#### Entries shown
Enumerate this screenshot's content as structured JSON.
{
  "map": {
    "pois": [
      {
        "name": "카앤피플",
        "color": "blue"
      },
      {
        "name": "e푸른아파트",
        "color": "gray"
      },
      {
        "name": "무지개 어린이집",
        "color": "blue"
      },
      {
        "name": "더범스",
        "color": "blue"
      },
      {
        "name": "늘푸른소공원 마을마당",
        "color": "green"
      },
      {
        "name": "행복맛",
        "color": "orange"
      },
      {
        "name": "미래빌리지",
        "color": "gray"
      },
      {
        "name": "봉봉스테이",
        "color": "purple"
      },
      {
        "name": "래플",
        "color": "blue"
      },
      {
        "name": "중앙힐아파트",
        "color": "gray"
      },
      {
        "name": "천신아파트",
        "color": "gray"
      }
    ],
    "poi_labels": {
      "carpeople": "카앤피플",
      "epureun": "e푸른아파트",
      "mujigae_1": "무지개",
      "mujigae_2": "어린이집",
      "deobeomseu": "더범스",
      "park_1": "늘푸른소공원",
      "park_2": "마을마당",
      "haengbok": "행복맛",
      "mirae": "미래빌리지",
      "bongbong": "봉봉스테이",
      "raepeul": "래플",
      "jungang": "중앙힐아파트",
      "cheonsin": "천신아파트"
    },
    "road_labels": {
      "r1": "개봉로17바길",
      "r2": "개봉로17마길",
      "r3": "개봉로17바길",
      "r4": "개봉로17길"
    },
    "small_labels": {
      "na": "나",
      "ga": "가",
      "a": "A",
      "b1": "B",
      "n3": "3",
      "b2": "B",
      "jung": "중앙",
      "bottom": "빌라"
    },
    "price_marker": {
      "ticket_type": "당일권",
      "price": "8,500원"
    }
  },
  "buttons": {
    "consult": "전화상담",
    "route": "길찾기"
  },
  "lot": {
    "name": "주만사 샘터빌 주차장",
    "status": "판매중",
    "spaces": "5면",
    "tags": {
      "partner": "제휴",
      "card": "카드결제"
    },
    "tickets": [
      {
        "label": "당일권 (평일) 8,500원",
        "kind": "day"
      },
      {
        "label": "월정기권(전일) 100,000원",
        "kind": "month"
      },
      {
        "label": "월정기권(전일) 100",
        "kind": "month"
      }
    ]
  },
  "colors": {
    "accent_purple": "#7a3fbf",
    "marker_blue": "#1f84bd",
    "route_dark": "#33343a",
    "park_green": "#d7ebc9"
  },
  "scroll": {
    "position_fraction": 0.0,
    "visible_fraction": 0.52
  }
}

#### Exercise requirements
Write every line of the material above again, exactly.

#### Response to this task
Enumerate this screenshot's content as structured JSON.
{
  "map": {
    "pois": [
      {
        "name": "카앤피플",
        "color": "blue"
      },
      {
        "name": "e푸른아파트",
        "color": "gray"
      },
      {
        "name": "무지개 어린이집",
        "color": "blue"
      },
      {
        "name": "더범스",
        "color": "blue"
      },
      {
        "name": "늘푸른소공원 마을마당",
        "color": "green"
      },
      {
        "name": "행복맛",
        "color": "orange"
      },
      {
        "name": "미래빌리지",
        "color": "gray"
      },
      {
        "name": "봉봉스테이",
        "color": "purple"
      },
      {
        "name": "래플",
        "color": "blue"
      },
      {
        "name": "중앙힐아파트",
        "color": "gray"
      },
      {
        "name": "천신아파트",
        "color": "gray"
      }
    ],
    "poi_labels": {
      "carpeople": "카앤피플",
      "epureun": "e푸른아파트",
      "mujigae_1": "무지개",
      "mujigae_2": "어린이집",
      "deobeomseu": "더범스",
      "park_1": "늘푸른소공원",
      "park_2": "마을마당",
      "haengbok": "행복맛",
      "mirae": "미래빌리지",
      "bongbong": "봉봉스테이",
      "raepeul": "래플",
      "jungang": "중앙힐아파트",
      "cheonsin": "천신아파트"
    },
    "road_labels": {
      "r1": "개봉로17바길",
      "r2": "개봉로17마길",
      "r3": "개봉로17바길",
      "r4": "개봉로17길"
    },
    "small_labels": {
      "na": "나",
      "ga": "가",
      "a": "A",
      "b1": "B",
      "n3": "3",
      "b2": "B",
      "jung": "중앙",
      "bottom": "빌라"
    },
    "price_marker": {
      "ticket_type": "당일권",
      "price": "8,500원"
    }
  },
  "buttons": {
    "consult": "전화상담",
    "route": "길찾기"
  },
  "lot": {
    "name": "주만사 샘터빌 주차장",
    "status": "판매중",
    "spaces": "5면",
    "tags": {
      "partner": "제휴",
      "card": "카드결제"
    },
    "tickets": [
      {
        "label": "당일권 (평일) 8,500원",
        "kind": "day"
      },
      {
        "label": "월정기권(전일) 100,000원",
        "kind": "month"
      },
      {
        "label": "월정기권(전일) 100",
        "kind": "month"
      }
    ]
  },
  "colors": {
    "accent_purple": "#7a3fbf",
    "marker_blue": "#1f84bd",
    "route_dark": "#33343a",
    "park_green": "#d7ebc9"
  },
  "scroll": {
    "position_fraction": 0.0,
    "visible_fraction": 0.52
  }
}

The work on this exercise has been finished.